Spatial layout data
· · · · · · ·
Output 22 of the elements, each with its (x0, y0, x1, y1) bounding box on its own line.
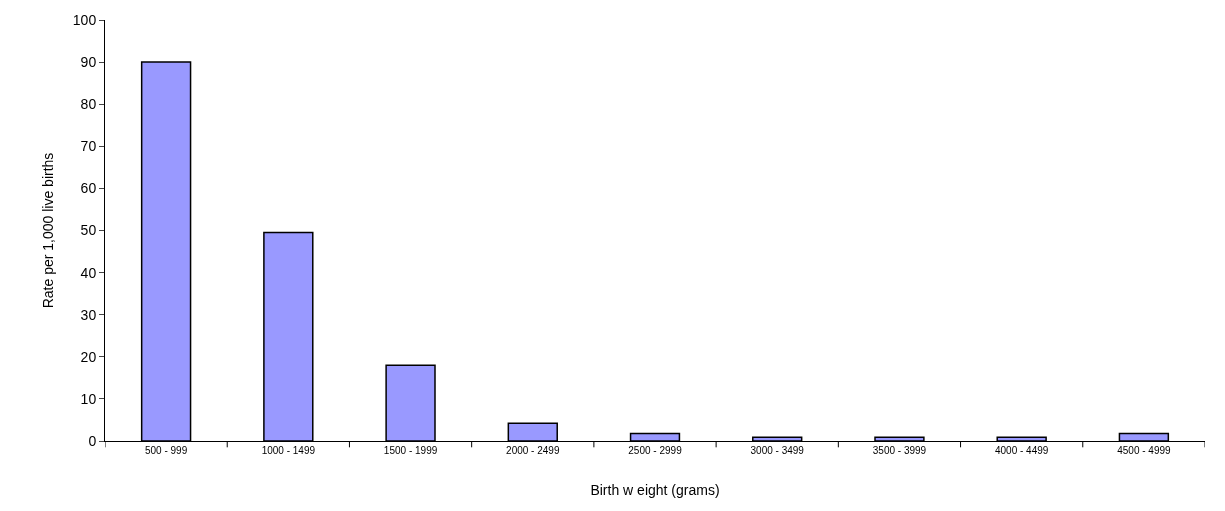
x-tick-label: 4000 - 4499 (994, 445, 1049, 456)
x-tick-label: 3000 - 3499 (750, 445, 805, 456)
x-tick-label: 4500 - 4999 (1117, 445, 1172, 456)
x-tick-label: 2500 - 2999 (628, 445, 683, 456)
x-tick-label: 1000 - 1499 (261, 445, 316, 456)
y-tick-label: 90 (80, 54, 97, 70)
x-axis-title: Birth w eight (grams) (590, 482, 720, 499)
y-tick-label: 10 (80, 390, 97, 407)
y-tick-label: 30 (80, 306, 97, 323)
y-tick-label: 0 (88, 432, 97, 449)
y-tick-label: 20 (80, 348, 97, 365)
x-tick-label: 2000 - 2499 (506, 445, 560, 456)
y-tick-label: 50 (80, 222, 97, 239)
x-tick-label: 500 - 999 (144, 445, 188, 456)
y-tick-label: 70 (80, 138, 97, 155)
y-axis-title: Rate per 1,000 live births (40, 152, 57, 309)
y-tick-label: 80 (80, 96, 97, 113)
x-tick-label: 3500 - 3999 (872, 445, 927, 456)
x-tick-label: 1500 - 1999 (383, 445, 438, 456)
y-tick-label: 100 (72, 11, 97, 28)
y-tick-label: 60 (80, 180, 97, 197)
y-tick-label: 40 (80, 264, 97, 281)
· · · · · · ·
#### [WRITTEN REQUEST]
Extract every line of the data above, leaving out the picture and reproducing each remaining line without any change.

#### [FINAL RESULT]
Output 22 of the elements, each with its (x0, y0, x1, y1) bounding box on its own line.
x-tick-label: 4000 - 4499 (994, 445, 1049, 456)
x-tick-label: 3000 - 3499 (750, 445, 805, 456)
x-tick-label: 4500 - 4999 (1117, 445, 1172, 456)
x-tick-label: 2500 - 2999 (628, 445, 683, 456)
x-tick-label: 1000 - 1499 (261, 445, 316, 456)
y-tick-label: 90 (80, 54, 97, 70)
x-axis-title: Birth w eight (grams) (590, 482, 720, 499)
y-tick-label: 10 (80, 390, 97, 407)
y-tick-label: 30 (80, 306, 97, 323)
y-tick-label: 0 (88, 432, 97, 449)
y-tick-label: 20 (80, 348, 97, 365)
x-tick-label: 2000 - 2499 (506, 445, 560, 456)
y-tick-label: 50 (80, 222, 97, 239)
x-tick-label: 500 - 999 (144, 445, 188, 456)
y-tick-label: 70 (80, 138, 97, 155)
y-axis-title: Rate per 1,000 live births (40, 152, 57, 309)
y-tick-label: 80 (80, 96, 97, 113)
x-tick-label: 3500 - 3999 (872, 445, 927, 456)
x-tick-label: 1500 - 1999 (383, 445, 438, 456)
y-tick-label: 100 (72, 11, 97, 28)
y-tick-label: 60 (80, 180, 97, 197)
y-tick-label: 40 (80, 264, 97, 281)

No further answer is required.